EXTRACT ▸
────────────────────
Nation: SOMETHING I WOULD GIVE MY LIFE FOR

THE seven U.S. astronauts have one thing in common:

dedication to their mission. But in other ways they are as separate as the seven stars of the Big Dipper. Malcolm Scott Carpenter may well be the least skilled pilot among them. But he makes up for that with will power and a compelling personality. He is probably the most popular of the astronauts.

Says Dr. William Douglas, the astronauts' personal physician: "Carpenter's extreme simplicity sometimes gives the impression that he is bordering on immaturity. In fact, I would call him the least mature of the astronauts. I don't mean that he is callow or adolescent. He obviously couldn't be an astronaut if that were true. But his motivations are essentially simple and uncomplicated. He is interested chiefly in three things: his job, his family, and in keeping his body in top physical condition."

The Drifter. Carpenter's father, a chemist, and his mother separated soon after Scott was born. Stricken with tuberculosis, his mother went into a Colorado sanitarium, and Carpenter was raised in Boulder, Colo., by his maternal grandfather, Editor Victor Noxon of the Boulder County Miner and Farmer. (The Noxon house stood on Aurora Street, a name that Carpenter later was to borrow for his space capsule.) The old man gave the boy his first lesson in self-reliance: how to live by hunting and fishing in the mountains of Colorado.

But Noxon died when Carpenter was 14. Although his mother was out of the sanitarium by this time, she was still too tired to ride herd on the boy, and Scott cut loose. He told a LIFE reporter: "The local papers that say I was just a normal boy are trying to think of something not bad to say. I had a wonderful time, but I was a real rounder. I didn't study hard, and I had to quit high school football because I couldn't devote myself to learning the plays. I stole things from stores, and I was just drifting through, a sort of no-good."
────────────────────
EXTRACTED MATERIAL ▸
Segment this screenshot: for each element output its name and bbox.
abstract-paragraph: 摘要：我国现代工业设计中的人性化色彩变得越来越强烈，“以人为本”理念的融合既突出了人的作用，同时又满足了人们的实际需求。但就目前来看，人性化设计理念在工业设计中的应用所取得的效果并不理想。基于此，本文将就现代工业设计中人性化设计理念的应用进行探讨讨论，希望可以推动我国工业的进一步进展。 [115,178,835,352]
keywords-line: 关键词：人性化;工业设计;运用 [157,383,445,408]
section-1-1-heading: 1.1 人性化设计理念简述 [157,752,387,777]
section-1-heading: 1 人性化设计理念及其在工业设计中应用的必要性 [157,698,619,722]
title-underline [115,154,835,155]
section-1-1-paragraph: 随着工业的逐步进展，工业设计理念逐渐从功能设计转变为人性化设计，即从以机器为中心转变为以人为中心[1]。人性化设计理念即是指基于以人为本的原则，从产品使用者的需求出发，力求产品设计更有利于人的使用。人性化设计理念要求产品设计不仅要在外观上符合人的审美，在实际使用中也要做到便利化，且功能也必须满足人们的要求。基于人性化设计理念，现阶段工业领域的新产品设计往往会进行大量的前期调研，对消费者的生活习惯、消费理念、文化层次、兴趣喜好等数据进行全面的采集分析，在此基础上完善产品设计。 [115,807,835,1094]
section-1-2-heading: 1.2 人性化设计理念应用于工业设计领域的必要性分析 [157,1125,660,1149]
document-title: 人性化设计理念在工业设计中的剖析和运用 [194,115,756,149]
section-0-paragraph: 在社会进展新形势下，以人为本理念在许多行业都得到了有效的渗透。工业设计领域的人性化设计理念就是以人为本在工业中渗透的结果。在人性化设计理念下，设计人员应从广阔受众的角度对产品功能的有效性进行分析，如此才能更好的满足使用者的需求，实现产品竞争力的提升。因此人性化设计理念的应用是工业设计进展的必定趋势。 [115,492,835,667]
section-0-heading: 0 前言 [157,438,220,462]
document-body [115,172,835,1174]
────────────────────
SET OF TASKS ▸
[A] In the article on astronaut Scott Carpenter, who raised him in Boulder, Colorado?
[B] Carry on the article on astronaut Scott Carpenter from the point where it ends.
The items have nothing to do with the article on astronaut Scott Carpenter.

OUTPUTS FOR THE TASKS ▸
[A] His maternal grandfather, Victor Noxon, editor of the Boulder County Miner and Farmer, raised him.

[B]
After high school, Carpenter was learning to fly in the Navy when the end of World War II sent him restlessly back to Boulder. Twice he enrolled at the University of Colorado, and twice he flunked out. Then, after a long party one night in 1946, he went to sleep at the wheel of his souped-up 1934 Ford. The car knocked over three roadside posts, flew 100 ft. into the air and crashed upside down into a ditch.

Mum's the Word. The accident did far more to Carpenter than break his left leg and collapse a lung; it changed his life. Lying in a hospital bed for two weeks, Carpenter decided the time had come to settle down. He went back to the university, met and married a pretty, vivacious usherette named Rene Price, and planned to become a Navy pilot after graduation. Despite his new determination, Carpenter found he still could not pass a course in heat transfer that he needed for his degree. But the Navy somehow assumed that he had completed work for his degree and took him back. Seeing a career opening up, Carpenter kept mum about his academic failure.